Stated problem - Quote each line of the material verbatim, without the pictures.

Data for the task -
------------------------------------------------------------

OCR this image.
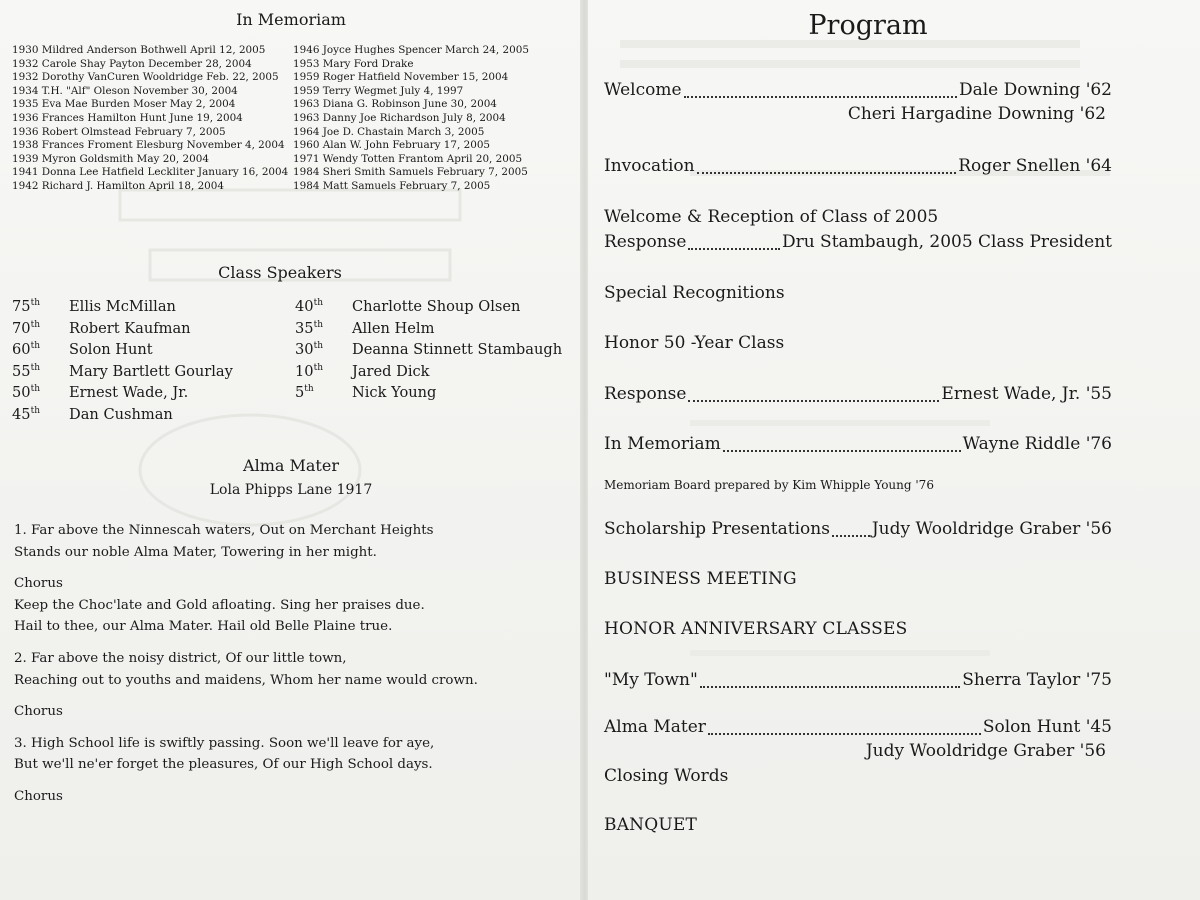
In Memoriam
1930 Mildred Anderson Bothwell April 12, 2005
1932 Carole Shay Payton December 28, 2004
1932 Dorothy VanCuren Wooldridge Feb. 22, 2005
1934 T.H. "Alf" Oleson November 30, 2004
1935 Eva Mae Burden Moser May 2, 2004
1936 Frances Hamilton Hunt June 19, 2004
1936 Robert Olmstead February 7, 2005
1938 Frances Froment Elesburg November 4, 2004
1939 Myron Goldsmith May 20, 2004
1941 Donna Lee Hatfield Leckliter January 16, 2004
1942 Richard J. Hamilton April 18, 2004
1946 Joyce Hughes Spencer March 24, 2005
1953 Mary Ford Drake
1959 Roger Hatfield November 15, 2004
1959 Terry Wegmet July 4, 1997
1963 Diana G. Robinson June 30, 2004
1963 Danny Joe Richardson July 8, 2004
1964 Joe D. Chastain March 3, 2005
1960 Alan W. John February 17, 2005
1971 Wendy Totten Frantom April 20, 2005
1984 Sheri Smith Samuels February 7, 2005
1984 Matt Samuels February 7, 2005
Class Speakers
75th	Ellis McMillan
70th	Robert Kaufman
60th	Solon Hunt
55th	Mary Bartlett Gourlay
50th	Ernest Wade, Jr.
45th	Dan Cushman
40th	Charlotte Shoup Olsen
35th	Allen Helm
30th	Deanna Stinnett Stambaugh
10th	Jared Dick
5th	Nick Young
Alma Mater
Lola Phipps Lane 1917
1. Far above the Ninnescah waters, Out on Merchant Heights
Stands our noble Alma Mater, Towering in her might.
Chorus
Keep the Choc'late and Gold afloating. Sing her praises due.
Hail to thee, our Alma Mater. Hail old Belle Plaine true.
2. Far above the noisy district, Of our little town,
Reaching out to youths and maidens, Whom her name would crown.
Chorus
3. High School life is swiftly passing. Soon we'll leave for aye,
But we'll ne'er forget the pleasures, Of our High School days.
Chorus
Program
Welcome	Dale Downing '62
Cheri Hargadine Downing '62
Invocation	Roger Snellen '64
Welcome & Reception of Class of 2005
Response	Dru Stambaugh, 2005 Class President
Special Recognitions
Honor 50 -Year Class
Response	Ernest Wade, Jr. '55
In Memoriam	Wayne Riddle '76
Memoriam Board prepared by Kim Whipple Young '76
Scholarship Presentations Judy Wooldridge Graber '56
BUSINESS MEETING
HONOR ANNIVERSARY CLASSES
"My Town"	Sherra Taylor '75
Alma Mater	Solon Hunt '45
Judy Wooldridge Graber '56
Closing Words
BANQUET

------------------------------------------------------------

Response -
OCR this image.
In Memoriam
1930 Mildred Anderson Bothwell April 12, 2005
1932 Carole Shay Payton December 28, 2004
1932 Dorothy VanCuren Wooldridge Feb. 22, 2005
1934 T.H. "Alf" Oleson November 30, 2004
1935 Eva Mae Burden Moser May 2, 2004
1936 Frances Hamilton Hunt June 19, 2004
1936 Robert Olmstead February 7, 2005
1938 Frances Froment Elesburg November 4, 2004
1939 Myron Goldsmith May 20, 2004
1941 Donna Lee Hatfield Leckliter January 16, 2004
1942 Richard J. Hamilton April 18, 2004
1946 Joyce Hughes Spencer March 24, 2005
1953 Mary Ford Drake
1959 Roger Hatfield November 15, 2004
1959 Terry Wegmet July 4, 1997
1963 Diana G. Robinson June 30, 2004
1963 Danny Joe Richardson July 8, 2004
1964 Joe D. Chastain March 3, 2005
1960 Alan W. John February 17, 2005
1971 Wendy Totten Frantom April 20, 2005
1984 Sheri Smith Samuels February 7, 2005
1984 Matt Samuels February 7, 2005
Class Speakers
75th	Ellis McMillan
70th	Robert Kaufman
60th	Solon Hunt
55th	Mary Bartlett Gourlay
50th	Ernest Wade, Jr.
45th	Dan Cushman
40th	Charlotte Shoup Olsen
35th	Allen Helm
30th	Deanna Stinnett Stambaugh
10th	Jared Dick
5th	Nick Young
Alma Mater
Lola Phipps Lane 1917
1. Far above the Ninnescah waters, Out on Merchant Heights
Stands our noble Alma Mater, Towering in her might.
Chorus
Keep the Choc'late and Gold afloating. Sing her praises due.
Hail to thee, our Alma Mater. Hail old Belle Plaine true.
2. Far above the noisy district, Of our little town,
Reaching out to youths and maidens, Whom her name would crown.
Chorus
3. High School life is swiftly passing. Soon we'll leave for aye,
But we'll ne'er forget the pleasures, Of our High School days.
Chorus
Program
Welcome	Dale Downing '62
Cheri Hargadine Downing '62
Invocation	Roger Snellen '64
Welcome & Reception of Class of 2005
Response	Dru Stambaugh, 2005 Class President
Special Recognitions
Honor 50 -Year Class
Response	Ernest Wade, Jr. '55
In Memoriam	Wayne Riddle '76
Memoriam Board prepared by Kim Whipple Young '76
Scholarship Presentations Judy Wooldridge Graber '56
BUSINESS MEETING
HONOR ANNIVERSARY CLASSES
"My Town"	Sherra Taylor '75
Alma Mater	Solon Hunt '45
Judy Wooldridge Graber '56
Closing Words
BANQUET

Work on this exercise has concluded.